=== Exercise instructions ===
Find how many lines contain the word "davon" and state that number alone.

=== Records provided ===
** begin **
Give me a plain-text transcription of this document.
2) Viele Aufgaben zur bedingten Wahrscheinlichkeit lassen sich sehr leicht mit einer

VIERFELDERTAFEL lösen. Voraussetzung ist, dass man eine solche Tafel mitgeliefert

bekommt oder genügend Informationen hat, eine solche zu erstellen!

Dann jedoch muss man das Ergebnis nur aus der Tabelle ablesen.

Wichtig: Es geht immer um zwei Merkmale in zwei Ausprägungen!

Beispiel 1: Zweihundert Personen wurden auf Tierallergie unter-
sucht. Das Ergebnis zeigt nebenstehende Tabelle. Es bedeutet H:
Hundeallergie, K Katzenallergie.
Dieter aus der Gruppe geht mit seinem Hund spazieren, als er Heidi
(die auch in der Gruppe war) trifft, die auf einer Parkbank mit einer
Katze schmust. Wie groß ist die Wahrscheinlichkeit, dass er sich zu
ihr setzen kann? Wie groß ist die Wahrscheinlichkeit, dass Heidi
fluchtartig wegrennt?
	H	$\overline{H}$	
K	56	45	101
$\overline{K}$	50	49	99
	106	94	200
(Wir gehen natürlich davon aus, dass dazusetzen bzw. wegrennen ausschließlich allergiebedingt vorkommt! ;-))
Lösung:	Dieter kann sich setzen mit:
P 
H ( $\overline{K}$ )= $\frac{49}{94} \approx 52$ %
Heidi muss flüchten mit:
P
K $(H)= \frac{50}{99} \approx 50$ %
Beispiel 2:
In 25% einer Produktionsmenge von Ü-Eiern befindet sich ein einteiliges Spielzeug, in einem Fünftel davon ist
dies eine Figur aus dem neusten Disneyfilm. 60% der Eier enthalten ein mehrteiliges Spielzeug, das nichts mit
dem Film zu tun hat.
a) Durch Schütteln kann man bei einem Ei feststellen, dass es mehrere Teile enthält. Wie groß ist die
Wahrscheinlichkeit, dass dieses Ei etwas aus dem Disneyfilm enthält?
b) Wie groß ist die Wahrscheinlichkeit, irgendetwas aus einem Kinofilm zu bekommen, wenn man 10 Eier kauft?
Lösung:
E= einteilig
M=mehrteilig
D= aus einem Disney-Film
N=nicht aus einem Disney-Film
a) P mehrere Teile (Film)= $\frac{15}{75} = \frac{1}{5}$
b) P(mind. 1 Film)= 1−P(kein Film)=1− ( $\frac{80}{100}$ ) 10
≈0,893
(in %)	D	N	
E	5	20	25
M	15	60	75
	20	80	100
** end **
=== Exercise result ===
2